(Items from a dataset)
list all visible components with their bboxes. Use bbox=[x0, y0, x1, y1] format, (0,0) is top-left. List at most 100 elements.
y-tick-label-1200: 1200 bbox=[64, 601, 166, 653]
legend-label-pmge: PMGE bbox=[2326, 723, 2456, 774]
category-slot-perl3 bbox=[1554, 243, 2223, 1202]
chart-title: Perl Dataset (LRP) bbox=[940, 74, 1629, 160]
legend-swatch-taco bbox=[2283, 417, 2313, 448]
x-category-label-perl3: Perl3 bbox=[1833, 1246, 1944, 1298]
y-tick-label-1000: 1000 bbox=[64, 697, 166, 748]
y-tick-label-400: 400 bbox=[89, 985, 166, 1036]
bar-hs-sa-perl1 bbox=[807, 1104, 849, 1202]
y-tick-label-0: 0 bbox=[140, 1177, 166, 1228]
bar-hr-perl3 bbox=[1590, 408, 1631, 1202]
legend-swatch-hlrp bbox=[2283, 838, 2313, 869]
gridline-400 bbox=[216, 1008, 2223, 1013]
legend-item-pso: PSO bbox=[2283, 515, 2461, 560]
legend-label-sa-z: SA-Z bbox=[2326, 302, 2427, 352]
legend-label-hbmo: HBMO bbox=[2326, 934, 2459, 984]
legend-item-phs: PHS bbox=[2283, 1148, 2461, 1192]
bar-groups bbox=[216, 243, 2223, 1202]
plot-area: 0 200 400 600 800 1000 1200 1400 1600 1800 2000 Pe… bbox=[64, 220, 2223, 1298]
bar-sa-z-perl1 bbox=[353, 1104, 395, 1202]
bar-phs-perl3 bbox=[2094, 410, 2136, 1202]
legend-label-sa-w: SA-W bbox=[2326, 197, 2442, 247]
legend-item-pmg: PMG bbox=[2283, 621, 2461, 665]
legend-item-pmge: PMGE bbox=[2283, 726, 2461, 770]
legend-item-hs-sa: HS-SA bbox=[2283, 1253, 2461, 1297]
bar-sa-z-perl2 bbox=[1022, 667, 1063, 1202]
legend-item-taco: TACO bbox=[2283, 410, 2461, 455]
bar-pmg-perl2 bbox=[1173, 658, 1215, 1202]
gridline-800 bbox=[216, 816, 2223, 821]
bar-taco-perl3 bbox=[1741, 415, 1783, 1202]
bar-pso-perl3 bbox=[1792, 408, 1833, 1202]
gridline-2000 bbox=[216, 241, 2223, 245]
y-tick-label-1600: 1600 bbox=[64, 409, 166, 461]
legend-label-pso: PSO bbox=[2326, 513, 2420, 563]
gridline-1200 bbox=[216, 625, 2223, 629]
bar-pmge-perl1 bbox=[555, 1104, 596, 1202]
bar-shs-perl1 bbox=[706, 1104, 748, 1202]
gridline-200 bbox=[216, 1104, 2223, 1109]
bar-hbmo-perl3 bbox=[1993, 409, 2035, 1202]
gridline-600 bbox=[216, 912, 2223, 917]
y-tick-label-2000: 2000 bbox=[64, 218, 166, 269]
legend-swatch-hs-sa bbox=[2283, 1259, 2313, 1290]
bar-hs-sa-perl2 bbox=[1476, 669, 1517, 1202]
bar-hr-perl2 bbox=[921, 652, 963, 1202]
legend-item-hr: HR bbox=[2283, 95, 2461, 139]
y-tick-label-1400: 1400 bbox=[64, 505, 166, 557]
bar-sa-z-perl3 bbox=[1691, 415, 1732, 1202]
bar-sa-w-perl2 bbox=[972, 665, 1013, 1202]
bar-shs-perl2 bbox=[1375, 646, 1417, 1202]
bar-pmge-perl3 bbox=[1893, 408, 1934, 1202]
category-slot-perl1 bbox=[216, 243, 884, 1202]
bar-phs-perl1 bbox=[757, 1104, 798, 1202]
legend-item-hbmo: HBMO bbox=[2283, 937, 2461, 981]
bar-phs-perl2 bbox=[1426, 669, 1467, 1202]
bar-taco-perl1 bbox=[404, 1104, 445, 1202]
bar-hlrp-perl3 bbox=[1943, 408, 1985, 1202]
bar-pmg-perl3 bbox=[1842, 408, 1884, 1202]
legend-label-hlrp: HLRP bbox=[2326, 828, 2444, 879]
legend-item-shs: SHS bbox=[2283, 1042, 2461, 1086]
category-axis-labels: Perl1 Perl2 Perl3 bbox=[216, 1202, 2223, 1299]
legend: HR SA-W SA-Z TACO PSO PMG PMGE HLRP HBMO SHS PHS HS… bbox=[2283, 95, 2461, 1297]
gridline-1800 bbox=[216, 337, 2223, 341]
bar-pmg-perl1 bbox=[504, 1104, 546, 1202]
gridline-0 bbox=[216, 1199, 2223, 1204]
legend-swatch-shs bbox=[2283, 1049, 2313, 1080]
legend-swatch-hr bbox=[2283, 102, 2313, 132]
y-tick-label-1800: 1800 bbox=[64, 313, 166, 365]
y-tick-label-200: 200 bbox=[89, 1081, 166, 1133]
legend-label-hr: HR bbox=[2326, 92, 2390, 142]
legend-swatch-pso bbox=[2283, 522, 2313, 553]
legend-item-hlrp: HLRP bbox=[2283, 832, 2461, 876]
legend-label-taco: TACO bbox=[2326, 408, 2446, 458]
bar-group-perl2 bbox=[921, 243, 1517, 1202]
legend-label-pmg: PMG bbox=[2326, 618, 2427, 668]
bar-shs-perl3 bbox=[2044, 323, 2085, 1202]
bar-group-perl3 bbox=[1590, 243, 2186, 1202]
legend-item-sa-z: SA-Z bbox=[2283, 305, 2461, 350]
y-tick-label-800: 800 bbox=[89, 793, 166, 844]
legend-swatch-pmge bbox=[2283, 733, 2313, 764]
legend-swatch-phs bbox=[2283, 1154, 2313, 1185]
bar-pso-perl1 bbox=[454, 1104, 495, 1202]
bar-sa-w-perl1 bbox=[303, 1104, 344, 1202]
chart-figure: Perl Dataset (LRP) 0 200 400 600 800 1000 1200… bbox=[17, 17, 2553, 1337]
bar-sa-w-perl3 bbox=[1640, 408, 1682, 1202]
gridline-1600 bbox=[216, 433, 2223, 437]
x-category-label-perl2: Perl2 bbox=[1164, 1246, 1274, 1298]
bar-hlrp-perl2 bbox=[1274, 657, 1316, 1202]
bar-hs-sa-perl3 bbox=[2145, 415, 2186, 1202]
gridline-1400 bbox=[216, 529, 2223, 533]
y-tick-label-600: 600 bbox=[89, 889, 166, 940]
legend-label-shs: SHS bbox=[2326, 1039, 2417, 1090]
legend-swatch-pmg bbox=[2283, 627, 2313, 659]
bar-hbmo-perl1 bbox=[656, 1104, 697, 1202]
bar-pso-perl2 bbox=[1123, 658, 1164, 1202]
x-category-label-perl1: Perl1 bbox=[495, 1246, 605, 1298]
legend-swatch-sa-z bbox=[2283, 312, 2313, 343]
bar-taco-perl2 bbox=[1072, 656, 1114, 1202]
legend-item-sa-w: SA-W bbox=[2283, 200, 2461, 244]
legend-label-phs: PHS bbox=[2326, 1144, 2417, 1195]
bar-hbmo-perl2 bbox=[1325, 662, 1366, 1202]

=== WRITTEN TASK ===
Please count the lines in the records above that contain the string "slot", where case counts. Give only the number.

=== ANSWER FOR THIS EXERCISE ===
2